** start Records shown **
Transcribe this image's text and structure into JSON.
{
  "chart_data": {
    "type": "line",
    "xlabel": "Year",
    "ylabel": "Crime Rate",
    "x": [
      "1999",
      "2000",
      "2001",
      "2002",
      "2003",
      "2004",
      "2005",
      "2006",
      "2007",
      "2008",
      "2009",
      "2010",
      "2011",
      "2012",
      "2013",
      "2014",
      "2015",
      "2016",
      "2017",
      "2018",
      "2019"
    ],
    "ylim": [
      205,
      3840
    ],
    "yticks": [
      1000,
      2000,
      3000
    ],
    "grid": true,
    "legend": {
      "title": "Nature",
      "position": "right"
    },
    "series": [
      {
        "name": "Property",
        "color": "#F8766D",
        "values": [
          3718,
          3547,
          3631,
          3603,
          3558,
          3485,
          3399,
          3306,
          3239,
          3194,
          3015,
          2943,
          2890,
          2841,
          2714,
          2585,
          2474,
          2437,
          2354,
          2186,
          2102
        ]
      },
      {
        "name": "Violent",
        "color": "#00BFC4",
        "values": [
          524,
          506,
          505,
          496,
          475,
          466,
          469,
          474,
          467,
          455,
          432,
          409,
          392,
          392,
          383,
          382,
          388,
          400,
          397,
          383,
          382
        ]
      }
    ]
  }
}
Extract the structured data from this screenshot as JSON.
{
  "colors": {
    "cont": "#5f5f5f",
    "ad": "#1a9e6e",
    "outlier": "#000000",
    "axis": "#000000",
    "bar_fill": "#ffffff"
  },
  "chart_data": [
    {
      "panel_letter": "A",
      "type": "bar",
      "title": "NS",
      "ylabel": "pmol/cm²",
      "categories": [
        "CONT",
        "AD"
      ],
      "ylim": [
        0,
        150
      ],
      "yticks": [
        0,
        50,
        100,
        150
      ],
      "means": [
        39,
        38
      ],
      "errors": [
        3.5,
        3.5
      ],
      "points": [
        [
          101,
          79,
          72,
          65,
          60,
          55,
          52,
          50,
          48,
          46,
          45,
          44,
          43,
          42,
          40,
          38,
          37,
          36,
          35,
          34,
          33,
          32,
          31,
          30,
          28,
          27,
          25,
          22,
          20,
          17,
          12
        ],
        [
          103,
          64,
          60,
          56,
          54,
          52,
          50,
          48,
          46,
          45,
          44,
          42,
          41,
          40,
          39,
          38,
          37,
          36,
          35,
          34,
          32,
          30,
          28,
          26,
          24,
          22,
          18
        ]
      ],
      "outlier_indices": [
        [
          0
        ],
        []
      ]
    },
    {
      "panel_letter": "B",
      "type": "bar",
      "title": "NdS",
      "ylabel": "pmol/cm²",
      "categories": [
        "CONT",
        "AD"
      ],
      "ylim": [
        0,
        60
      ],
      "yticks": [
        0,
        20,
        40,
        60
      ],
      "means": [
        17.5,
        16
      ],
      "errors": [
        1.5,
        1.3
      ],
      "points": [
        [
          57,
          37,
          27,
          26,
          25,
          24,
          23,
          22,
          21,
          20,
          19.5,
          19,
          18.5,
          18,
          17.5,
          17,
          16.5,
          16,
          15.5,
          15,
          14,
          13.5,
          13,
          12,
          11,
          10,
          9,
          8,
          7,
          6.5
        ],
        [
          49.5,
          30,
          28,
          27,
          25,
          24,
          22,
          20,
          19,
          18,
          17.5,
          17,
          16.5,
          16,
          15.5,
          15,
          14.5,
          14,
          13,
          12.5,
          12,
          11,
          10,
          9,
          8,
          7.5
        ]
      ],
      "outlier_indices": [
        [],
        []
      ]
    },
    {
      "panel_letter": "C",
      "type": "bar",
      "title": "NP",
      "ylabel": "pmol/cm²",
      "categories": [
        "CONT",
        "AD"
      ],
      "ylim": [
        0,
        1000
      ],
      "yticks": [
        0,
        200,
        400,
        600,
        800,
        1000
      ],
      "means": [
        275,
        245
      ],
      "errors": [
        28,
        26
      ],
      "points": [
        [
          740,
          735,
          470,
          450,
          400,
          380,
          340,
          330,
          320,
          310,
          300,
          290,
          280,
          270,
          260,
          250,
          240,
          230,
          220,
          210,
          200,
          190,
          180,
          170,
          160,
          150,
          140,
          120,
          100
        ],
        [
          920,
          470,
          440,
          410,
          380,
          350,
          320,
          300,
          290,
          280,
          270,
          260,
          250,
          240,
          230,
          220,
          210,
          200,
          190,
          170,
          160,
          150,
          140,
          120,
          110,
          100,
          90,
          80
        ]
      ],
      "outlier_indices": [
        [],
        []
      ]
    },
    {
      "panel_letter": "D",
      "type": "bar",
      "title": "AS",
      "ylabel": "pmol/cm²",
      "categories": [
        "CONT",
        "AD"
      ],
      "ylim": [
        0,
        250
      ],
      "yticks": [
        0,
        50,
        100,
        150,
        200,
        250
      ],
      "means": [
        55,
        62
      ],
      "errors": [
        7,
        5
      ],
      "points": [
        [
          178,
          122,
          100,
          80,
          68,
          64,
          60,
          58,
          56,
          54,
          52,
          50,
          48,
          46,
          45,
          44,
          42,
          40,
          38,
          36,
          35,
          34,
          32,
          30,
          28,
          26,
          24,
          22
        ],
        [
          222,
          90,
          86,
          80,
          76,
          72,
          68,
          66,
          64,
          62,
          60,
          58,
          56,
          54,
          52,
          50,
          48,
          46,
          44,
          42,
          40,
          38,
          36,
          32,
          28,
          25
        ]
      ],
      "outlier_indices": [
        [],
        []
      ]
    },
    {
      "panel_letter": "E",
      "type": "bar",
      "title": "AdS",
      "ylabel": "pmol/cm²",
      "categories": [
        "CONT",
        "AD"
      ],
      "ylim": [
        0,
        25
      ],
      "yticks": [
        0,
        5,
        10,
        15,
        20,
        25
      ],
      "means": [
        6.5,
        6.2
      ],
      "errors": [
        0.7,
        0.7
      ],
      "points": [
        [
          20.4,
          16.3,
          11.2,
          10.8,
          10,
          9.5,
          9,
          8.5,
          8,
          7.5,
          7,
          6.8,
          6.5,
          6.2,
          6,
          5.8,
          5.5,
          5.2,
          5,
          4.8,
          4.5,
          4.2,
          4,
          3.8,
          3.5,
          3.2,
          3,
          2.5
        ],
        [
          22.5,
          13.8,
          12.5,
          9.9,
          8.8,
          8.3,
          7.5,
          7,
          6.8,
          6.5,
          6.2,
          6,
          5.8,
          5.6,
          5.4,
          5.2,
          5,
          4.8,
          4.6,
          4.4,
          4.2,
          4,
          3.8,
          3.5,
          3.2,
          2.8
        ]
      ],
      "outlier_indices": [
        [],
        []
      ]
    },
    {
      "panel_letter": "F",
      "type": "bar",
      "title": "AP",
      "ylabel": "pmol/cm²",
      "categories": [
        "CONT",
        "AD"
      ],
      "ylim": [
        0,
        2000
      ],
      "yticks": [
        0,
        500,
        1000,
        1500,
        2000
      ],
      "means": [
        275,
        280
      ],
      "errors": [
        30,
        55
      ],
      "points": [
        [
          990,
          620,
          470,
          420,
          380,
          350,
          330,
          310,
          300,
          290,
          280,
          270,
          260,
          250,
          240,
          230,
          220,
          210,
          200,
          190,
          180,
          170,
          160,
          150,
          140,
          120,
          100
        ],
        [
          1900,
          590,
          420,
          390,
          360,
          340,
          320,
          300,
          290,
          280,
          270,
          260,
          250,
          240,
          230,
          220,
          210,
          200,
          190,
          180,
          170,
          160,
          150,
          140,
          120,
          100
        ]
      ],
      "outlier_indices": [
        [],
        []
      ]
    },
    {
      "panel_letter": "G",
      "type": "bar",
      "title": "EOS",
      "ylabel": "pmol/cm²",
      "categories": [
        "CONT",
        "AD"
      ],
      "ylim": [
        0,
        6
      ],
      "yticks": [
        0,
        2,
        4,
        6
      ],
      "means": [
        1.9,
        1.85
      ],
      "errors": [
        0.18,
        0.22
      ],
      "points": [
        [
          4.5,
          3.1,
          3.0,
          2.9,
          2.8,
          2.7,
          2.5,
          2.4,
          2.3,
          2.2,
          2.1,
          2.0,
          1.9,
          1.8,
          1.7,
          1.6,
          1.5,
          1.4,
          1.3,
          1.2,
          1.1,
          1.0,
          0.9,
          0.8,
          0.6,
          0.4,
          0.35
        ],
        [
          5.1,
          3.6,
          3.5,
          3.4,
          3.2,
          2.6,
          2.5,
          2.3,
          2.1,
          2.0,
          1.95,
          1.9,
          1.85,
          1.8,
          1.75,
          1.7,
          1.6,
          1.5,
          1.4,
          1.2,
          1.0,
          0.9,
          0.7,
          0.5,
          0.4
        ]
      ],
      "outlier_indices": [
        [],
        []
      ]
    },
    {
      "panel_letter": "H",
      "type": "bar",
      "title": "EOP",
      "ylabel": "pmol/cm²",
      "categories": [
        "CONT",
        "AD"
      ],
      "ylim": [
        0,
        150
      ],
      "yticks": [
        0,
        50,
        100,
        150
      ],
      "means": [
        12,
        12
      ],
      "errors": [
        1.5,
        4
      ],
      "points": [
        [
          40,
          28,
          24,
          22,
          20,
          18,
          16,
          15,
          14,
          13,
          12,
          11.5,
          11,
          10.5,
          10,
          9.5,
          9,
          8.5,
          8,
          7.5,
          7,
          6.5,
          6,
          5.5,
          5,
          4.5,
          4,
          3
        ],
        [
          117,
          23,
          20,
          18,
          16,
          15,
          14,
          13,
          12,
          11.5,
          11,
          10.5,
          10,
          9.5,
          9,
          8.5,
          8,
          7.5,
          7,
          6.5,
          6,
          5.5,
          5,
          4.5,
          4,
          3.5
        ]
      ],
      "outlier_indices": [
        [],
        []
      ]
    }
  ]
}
** end Records shown **
## Stated problem
Look through the listing above. Pick out each line with "JSON" and copy it.

## Result of the task
Transcribe this image's text and structure into JSON.
Extract the structured data from this screenshot as JSON.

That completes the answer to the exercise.